STORED DATA:
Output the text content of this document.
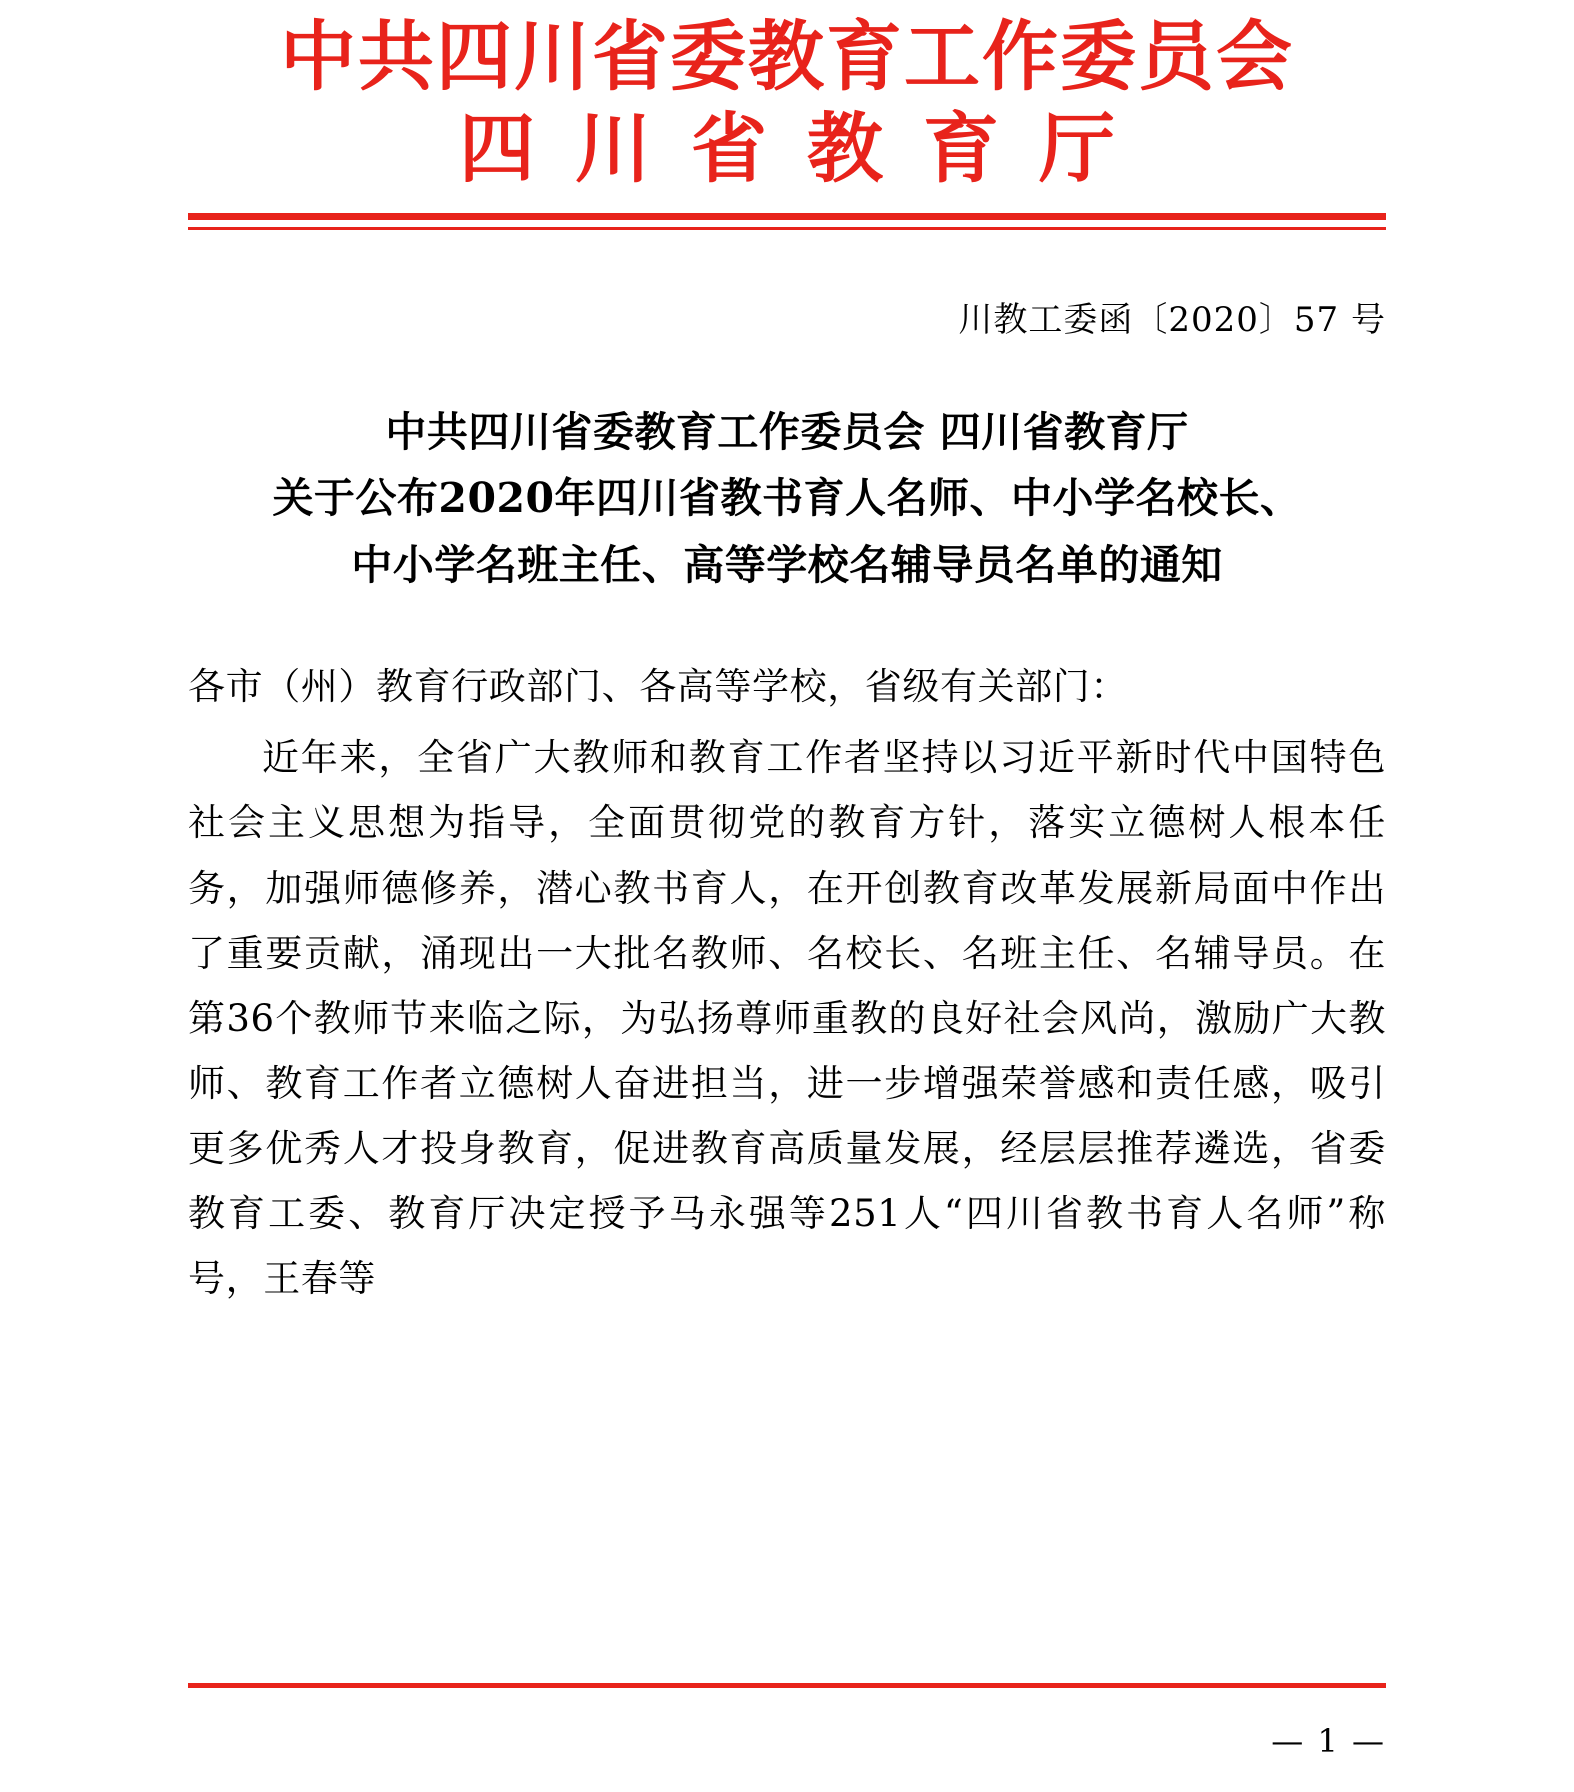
中共四川省委教育工作委员会
四川省教育厅
川教工委函〔2020〕57 号
中共四川省委教育工作委员会 四川省教育厅
关于公布2020年四川省教书育人名师、中小学名校长、
中小学名班主任、高等学校名辅导员名单的通知
各市（州）教育行政部门、各高等学校，省级有关部门：
近年来，全省广大教师和教育工作者坚持以习近平新时代中国特色社会主义思想为指导，全面贯彻党的教育方针，落实立德树人根本任务，加强师德修养，潜心教书育人，在开创教育改革发展新局面中作出了重要贡献，涌现出一大批名教师、名校长、名班主任、名辅导员。在第36个教师节来临之际，为弘扬尊师重教的良好社会风尚，激励广大教师、教育工作者立德树人奋进担当，进一步增强荣誉感和责任感，吸引更多优秀人才投身教育，促进教育高质量发展，经层层推荐遴选，省委教育工委、教育厅决定授予马永强等251人“四川省教书育人名师”称号，王春等
— 1 —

GIVEN REQUEST: Print every record above exactly as written, leaving out the pictures.

ANSWER BELOW:
Output the text content of this document.
中共四川省委教育工作委员会
四川省教育厅
川教工委函〔2020〕57 号
中共四川省委教育工作委员会 四川省教育厅
关于公布2020年四川省教书育人名师、中小学名校长、
中小学名班主任、高等学校名辅导员名单的通知
各市（州）教育行政部门、各高等学校，省级有关部门：
近年来，全省广大教师和教育工作者坚持以习近平新时代中国特色社会主义思想为指导，全面贯彻党的教育方针，落实立德树人根本任务，加强师德修养，潜心教书育人，在开创教育改革发展新局面中作出了重要贡献，涌现出一大批名教师、名校长、名班主任、名辅导员。在第36个教师节来临之际，为弘扬尊师重教的良好社会风尚，激励广大教师、教育工作者立德树人奋进担当，进一步增强荣誉感和责任感，吸引更多优秀人才投身教育，促进教育高质量发展，经层层推荐遴选，省委教育工委、教育厅决定授予马永强等251人“四川省教书育人名师”称号，王春等
— 1 —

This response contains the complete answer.